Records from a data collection
◆ ◆ ◆

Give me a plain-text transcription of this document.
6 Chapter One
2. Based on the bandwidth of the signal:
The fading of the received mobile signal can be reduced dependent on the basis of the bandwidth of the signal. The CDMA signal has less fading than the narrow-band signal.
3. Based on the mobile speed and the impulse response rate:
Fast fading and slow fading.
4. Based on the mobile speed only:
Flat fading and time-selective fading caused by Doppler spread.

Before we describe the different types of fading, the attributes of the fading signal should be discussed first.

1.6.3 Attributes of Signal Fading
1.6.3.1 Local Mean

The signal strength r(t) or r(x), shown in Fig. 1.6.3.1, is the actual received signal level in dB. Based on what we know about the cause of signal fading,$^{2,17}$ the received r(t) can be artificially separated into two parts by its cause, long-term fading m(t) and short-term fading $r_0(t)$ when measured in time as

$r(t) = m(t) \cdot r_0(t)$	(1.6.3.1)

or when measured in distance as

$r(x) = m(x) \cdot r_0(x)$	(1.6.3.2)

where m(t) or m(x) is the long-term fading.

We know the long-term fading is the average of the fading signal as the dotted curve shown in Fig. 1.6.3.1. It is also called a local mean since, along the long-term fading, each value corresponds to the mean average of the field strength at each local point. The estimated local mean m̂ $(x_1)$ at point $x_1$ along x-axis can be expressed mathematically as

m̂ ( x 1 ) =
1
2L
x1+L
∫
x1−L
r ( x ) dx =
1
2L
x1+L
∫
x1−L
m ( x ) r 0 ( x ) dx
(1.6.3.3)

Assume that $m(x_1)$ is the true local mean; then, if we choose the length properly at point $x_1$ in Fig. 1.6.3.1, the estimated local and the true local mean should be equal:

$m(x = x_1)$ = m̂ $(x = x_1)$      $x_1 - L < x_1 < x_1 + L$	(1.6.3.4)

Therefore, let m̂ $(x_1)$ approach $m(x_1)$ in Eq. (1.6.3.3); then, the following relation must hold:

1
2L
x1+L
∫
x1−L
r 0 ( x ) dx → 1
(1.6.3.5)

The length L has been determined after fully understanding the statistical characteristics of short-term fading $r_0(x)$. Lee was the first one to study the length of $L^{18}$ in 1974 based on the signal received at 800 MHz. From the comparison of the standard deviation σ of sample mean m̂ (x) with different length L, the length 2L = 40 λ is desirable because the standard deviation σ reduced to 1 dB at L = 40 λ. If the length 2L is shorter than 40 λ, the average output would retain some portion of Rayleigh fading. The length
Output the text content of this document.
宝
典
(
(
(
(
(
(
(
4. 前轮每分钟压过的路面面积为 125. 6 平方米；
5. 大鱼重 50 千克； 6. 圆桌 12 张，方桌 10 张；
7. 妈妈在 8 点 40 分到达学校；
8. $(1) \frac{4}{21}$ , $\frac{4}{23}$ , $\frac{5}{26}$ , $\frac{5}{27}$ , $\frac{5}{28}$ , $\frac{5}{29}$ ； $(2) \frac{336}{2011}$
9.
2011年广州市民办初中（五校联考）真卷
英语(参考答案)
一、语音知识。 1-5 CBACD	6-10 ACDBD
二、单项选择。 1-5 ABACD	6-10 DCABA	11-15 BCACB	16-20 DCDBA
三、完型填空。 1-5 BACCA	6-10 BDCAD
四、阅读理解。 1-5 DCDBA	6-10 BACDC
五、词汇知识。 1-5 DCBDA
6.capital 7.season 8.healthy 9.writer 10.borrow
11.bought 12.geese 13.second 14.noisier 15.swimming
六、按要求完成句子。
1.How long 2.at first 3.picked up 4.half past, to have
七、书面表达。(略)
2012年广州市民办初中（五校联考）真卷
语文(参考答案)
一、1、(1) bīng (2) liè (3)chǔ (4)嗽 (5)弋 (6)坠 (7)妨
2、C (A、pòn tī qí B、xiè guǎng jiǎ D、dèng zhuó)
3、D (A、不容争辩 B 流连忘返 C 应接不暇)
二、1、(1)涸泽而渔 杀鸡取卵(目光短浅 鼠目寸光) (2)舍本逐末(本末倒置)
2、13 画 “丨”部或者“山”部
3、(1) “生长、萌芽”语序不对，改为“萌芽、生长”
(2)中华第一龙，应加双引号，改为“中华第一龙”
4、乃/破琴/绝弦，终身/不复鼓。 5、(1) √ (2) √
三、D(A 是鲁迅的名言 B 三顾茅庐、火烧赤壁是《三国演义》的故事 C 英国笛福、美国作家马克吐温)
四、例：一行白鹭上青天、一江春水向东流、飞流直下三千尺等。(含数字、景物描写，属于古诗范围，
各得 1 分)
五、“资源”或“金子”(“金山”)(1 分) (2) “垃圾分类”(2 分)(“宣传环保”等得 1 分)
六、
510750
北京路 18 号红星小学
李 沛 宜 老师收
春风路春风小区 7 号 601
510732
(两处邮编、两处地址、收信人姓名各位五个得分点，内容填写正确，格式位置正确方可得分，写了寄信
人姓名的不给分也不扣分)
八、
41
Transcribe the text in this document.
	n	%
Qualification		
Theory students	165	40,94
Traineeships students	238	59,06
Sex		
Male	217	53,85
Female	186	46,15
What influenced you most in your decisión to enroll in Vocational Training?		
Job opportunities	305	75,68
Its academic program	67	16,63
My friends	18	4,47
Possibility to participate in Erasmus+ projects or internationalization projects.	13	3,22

◆ ◆ ◆

What is expected: Scan the material above for the word "should". Copy each line where it occurs.

Written response:
Before we describe the different types of fading, the attributes of the fading signal should be discussed first.
Assume that $m(x_1)$ is the true local mean; then, if we choose the length properly at point $x_1$ in Fig. 1.6.3.1, the estimated local and the true local mean should be equal:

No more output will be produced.